- **Your task**
Pictures are not part of the copy; repeat everything else in the records exactly.

- **Data listing**

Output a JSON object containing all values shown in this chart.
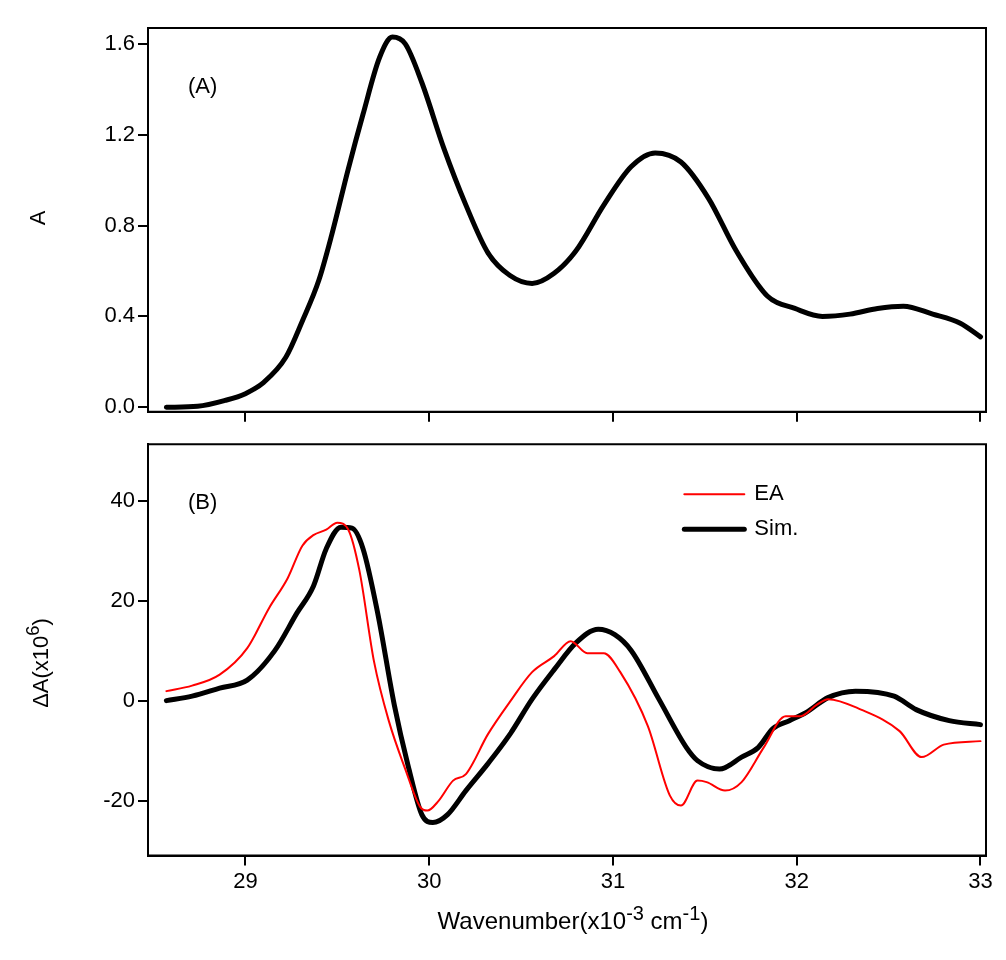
{
  "chart_data": [
    {
      "type": "line",
      "ylabel": "A",
      "annotations": [
        "(A)"
      ],
      "tick_labels": "y",
      "xlim": [
        28.47,
        33.03
      ],
      "xticks": [
        29,
        30,
        31,
        32,
        33
      ],
      "ylim": [
        -0.02,
        1.67
      ],
      "yticks": [
        {
          "value": 0,
          "label": "0.0"
        },
        0.4,
        0.8,
        1.2,
        1.6
      ],
      "grid": false,
      "legend": false,
      "marker": "none",
      "line_style": "solid",
      "series": [
        {
          "color": "#000000",
          "x": [
            28.57,
            28.74,
            28.89,
            29.0,
            29.1,
            29.22,
            29.31,
            29.4,
            29.47,
            29.56,
            29.64,
            29.73,
            29.8,
            29.87,
            29.96,
            30.08,
            30.2,
            30.32,
            30.44,
            30.56,
            30.68,
            30.8,
            30.95,
            31.1,
            31.23,
            31.37,
            31.52,
            31.67,
            31.84,
            31.99,
            32.14,
            32.29,
            32.44,
            32.58,
            32.74,
            32.89,
            33.0
          ],
          "values": [
            0.0,
            0.004,
            0.03,
            0.06,
            0.11,
            0.22,
            0.38,
            0.56,
            0.76,
            1.05,
            1.29,
            1.54,
            1.63,
            1.6,
            1.43,
            1.14,
            0.89,
            0.68,
            0.58,
            0.545,
            0.59,
            0.69,
            0.89,
            1.06,
            1.12,
            1.08,
            0.92,
            0.69,
            0.49,
            0.435,
            0.4,
            0.41,
            0.435,
            0.445,
            0.41,
            0.37,
            0.31
          ]
        }
      ]
    },
    {
      "type": "line",
      "xlabel": "Wavenumber(x10$^{-3}$  cm$^{-1}$)",
      "ylabel": "ΔA(x10$^{6}$)",
      "annotations": [
        "(B)"
      ],
      "xlim": [
        28.47,
        33.03
      ],
      "xticks": [
        29,
        30,
        31,
        32,
        33
      ],
      "ylim": [
        -31,
        51.3
      ],
      "yticks": [
        -20,
        0,
        20,
        40
      ],
      "grid": false,
      "legend": "top right",
      "marker": "none",
      "line_style": "solid",
      "series": [
        {
          "name": "EA",
          "color": "#ff0000",
          "x": [
            28.57,
            28.71,
            28.86,
            29.01,
            29.13,
            29.23,
            29.31,
            29.37,
            29.44,
            29.5,
            29.56,
            29.62,
            29.7,
            29.78,
            29.87,
            29.95,
            29.99,
            30.05,
            30.13,
            30.2,
            30.32,
            30.44,
            30.56,
            30.68,
            30.77,
            30.86,
            30.95,
            31.04,
            31.19,
            31.31,
            31.37,
            31.46,
            31.51,
            31.61,
            31.7,
            31.82,
            31.94,
            32.02,
            32.11,
            32.17,
            32.35,
            32.56,
            32.68,
            32.8,
            33.0
          ],
          "values": [
            1.9,
            3,
            5.2,
            10.5,
            18.6,
            24.5,
            31,
            33.1,
            34.2,
            35.6,
            34.2,
            26.1,
            7.8,
            -4,
            -13.7,
            -21.2,
            -22,
            -20.1,
            -16,
            -14.7,
            -6.7,
            -0.2,
            5.7,
            8.9,
            11.9,
            9.5,
            9.5,
            5.7,
            -5.1,
            -19,
            -21,
            -16,
            -16.3,
            -18,
            -16.3,
            -9.4,
            -3.1,
            -3.1,
            -0.8,
            0.3,
            -1.8,
            -6.1,
            -11.3,
            -8.8,
            -8.1
          ]
        },
        {
          "name": "Sim.",
          "color": "#000000",
          "x": [
            28.57,
            28.71,
            28.86,
            29.01,
            29.16,
            29.28,
            29.37,
            29.44,
            29.52,
            29.58,
            29.64,
            29.72,
            29.81,
            29.89,
            29.96,
            30.02,
            30.1,
            30.2,
            30.32,
            30.44,
            30.56,
            30.68,
            30.8,
            30.92,
            31.01,
            31.1,
            31.25,
            31.4,
            31.46,
            31.58,
            31.7,
            31.79,
            31.87,
            31.96,
            32.05,
            32.17,
            32.32,
            32.53,
            32.65,
            32.83,
            33.0
          ],
          "values": [
            0,
            0.9,
            2.5,
            4.1,
            10,
            17.5,
            22.9,
            30.4,
            34.7,
            34.5,
            30.4,
            17.5,
            -0.8,
            -13.7,
            -22.8,
            -24.4,
            -22.8,
            -18,
            -12.6,
            -6.7,
            0.3,
            6.2,
            11.6,
            14.3,
            13.2,
            10,
            0.3,
            -9.4,
            -12,
            -13.7,
            -11.3,
            -9.4,
            -5.6,
            -4,
            -2.4,
            0.6,
            1.9,
            0.9,
            -1.8,
            -4,
            -4.8
          ]
        }
      ]
    }
  ]
}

- **Task answer**
Output a JSON object containing all values shown in this chart.
{
  "chart_data": [
    {
      "type": "line",
      "ylabel": "A",
      "annotations": [
        "(A)"
      ],
      "tick_labels": "y",
      "xlim": [
        28.47,
        33.03
      ],
      "xticks": [
        29,
        30,
        31,
        32,
        33
      ],
      "ylim": [
        -0.02,
        1.67
      ],
      "yticks": [
        {
          "value": 0,
          "label": "0.0"
        },
        0.4,
        0.8,
        1.2,
        1.6
      ],
      "grid": false,
      "legend": false,
      "marker": "none",
      "line_style": "solid",
      "series": [
        {
          "color": "#000000",
          "x": [
            28.57,
            28.74,
            28.89,
            29.0,
            29.1,
            29.22,
            29.31,
            29.4,
            29.47,
            29.56,
            29.64,
            29.73,
            29.8,
            29.87,
            29.96,
            30.08,
            30.2,
            30.32,
            30.44,
            30.56,
            30.68,
            30.8,
            30.95,
            31.1,
            31.23,
            31.37,
            31.52,
            31.67,
            31.84,
            31.99,
            32.14,
            32.29,
            32.44,
            32.58,
            32.74,
            32.89,
            33.0
          ],
          "values": [
            0.0,
            0.004,
            0.03,
            0.06,
            0.11,
            0.22,
            0.38,
            0.56,
            0.76,
            1.05,
            1.29,
            1.54,
            1.63,
            1.6,
            1.43,
            1.14,
            0.89,
            0.68,
            0.58,
            0.545,
            0.59,
            0.69,
            0.89,
            1.06,
            1.12,
            1.08,
            0.92,
            0.69,
            0.49,
            0.435,
            0.4,
            0.41,
            0.435,
            0.445,
            0.41,
            0.37,
            0.31
          ]
        }
      ]
    },
    {
      "type": "line",
      "xlabel": "Wavenumber(x10$^{-3}$  cm$^{-1}$)",
      "ylabel": "ΔA(x10$^{6}$)",
      "annotations": [
        "(B)"
      ],
      "xlim": [
        28.47,
        33.03
      ],
      "xticks": [
        29,
        30,
        31,
        32,
        33
      ],
      "ylim": [
        -31,
        51.3
      ],
      "yticks": [
        -20,
        0,
        20,
        40
      ],
      "grid": false,
      "legend": "top right",
      "marker": "none",
      "line_style": "solid",
      "series": [
        {
          "name": "EA",
          "color": "#ff0000",
          "x": [
            28.57,
            28.71,
            28.86,
            29.01,
            29.13,
            29.23,
            29.31,
            29.37,
            29.44,
            29.5,
            29.56,
            29.62,
            29.7,
            29.78,
            29.87,
            29.95,
            29.99,
            30.05,
            30.13,
            30.2,
            30.32,
            30.44,
            30.56,
            30.68,
            30.77,
            30.86,
            30.95,
            31.04,
            31.19,
            31.31,
            31.37,
            31.46,
            31.51,
            31.61,
            31.7,
            31.82,
            31.94,
            32.02,
            32.11,
            32.17,
            32.35,
            32.56,
            32.68,
            32.8,
            33.0
          ],
          "values": [
            1.9,
            3,
            5.2,
            10.5,
            18.6,
            24.5,
            31,
            33.1,
            34.2,
            35.6,
            34.2,
            26.1,
            7.8,
            -4,
            -13.7,
            -21.2,
            -22,
            -20.1,
            -16,
            -14.7,
            -6.7,
            -0.2,
            5.7,
            8.9,
            11.9,
            9.5,
            9.5,
            5.7,
            -5.1,
            -19,
            -21,
            -16,
            -16.3,
            -18,
            -16.3,
            -9.4,
            -3.1,
            -3.1,
            -0.8,
            0.3,
            -1.8,
            -6.1,
            -11.3,
            -8.8,
            -8.1
          ]
        },
        {
          "name": "Sim.",
          "color": "#000000",
          "x": [
            28.57,
            28.71,
            28.86,
            29.01,
            29.16,
            29.28,
            29.37,
            29.44,
            29.52,
            29.58,
            29.64,
            29.72,
            29.81,
            29.89,
            29.96,
            30.02,
            30.1,
            30.2,
            30.32,
            30.44,
            30.56,
            30.68,
            30.8,
            30.92,
            31.01,
            31.1,
            31.25,
            31.4,
            31.46,
            31.58,
            31.7,
            31.79,
            31.87,
            31.96,
            32.05,
            32.17,
            32.32,
            32.53,
            32.65,
            32.83,
            33.0
          ],
          "values": [
            0,
            0.9,
            2.5,
            4.1,
            10,
            17.5,
            22.9,
            30.4,
            34.7,
            34.5,
            30.4,
            17.5,
            -0.8,
            -13.7,
            -22.8,
            -24.4,
            -22.8,
            -18,
            -12.6,
            -6.7,
            0.3,
            6.2,
            11.6,
            14.3,
            13.2,
            10,
            0.3,
            -9.4,
            -12,
            -13.7,
            -11.3,
            -9.4,
            -5.6,
            -4,
            -2.4,
            0.6,
            1.9,
            0.9,
            -1.8,
            -4,
            -4.8
          ]
        }
      ]
    }
  ]
}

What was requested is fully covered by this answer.